Entries:
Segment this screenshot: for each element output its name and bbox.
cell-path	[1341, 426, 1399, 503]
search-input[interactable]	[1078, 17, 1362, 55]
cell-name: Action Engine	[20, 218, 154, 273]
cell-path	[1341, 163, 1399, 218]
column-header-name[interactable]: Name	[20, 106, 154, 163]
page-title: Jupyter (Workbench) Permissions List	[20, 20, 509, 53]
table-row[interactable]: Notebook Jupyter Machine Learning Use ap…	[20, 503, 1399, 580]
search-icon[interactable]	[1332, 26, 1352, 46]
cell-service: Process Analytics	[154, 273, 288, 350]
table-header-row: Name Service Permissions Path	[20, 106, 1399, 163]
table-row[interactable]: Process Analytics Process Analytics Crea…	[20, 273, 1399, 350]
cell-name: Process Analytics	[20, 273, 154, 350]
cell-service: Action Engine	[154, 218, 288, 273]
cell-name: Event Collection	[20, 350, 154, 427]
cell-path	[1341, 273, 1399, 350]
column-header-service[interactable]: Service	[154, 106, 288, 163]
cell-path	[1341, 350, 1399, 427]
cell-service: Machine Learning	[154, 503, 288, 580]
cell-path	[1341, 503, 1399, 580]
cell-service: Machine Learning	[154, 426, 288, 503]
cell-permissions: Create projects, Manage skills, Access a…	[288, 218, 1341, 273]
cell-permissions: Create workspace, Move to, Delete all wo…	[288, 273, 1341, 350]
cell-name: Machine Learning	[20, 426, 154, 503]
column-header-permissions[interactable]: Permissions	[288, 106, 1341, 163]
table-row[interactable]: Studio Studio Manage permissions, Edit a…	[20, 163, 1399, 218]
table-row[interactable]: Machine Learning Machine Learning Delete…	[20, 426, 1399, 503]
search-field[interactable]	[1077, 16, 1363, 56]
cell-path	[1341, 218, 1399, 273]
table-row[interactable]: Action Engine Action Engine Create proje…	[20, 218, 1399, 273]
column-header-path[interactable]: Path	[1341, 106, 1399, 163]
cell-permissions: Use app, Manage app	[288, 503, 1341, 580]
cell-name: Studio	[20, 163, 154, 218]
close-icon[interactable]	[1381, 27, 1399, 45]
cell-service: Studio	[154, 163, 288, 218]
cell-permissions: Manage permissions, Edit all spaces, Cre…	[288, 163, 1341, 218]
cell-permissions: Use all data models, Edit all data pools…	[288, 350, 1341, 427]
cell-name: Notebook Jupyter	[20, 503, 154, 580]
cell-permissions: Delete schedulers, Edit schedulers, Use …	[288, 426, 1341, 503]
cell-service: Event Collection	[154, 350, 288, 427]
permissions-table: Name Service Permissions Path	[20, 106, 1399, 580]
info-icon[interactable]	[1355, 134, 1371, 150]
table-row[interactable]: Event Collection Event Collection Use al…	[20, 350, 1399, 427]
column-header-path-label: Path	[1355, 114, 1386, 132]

Given problem: Can you return the data verbatim, starting at its first line and ending at the line that contains "273, 288, 350]", with both of those lines included?

Response to this exercise:
Segment this screenshot: for each element output its name and bbox.
cell-path	[1341, 426, 1399, 503]
search-input[interactable]	[1078, 17, 1362, 55]
cell-name: Action Engine	[20, 218, 154, 273]
cell-path	[1341, 163, 1399, 218]
column-header-name[interactable]: Name	[20, 106, 154, 163]
page-title: Jupyter (Workbench) Permissions List	[20, 20, 509, 53]
table-row[interactable]: Notebook Jupyter Machine Learning Use ap…	[20, 503, 1399, 580]
search-icon[interactable]	[1332, 26, 1352, 46]
cell-service: Process Analytics	[154, 273, 288, 350]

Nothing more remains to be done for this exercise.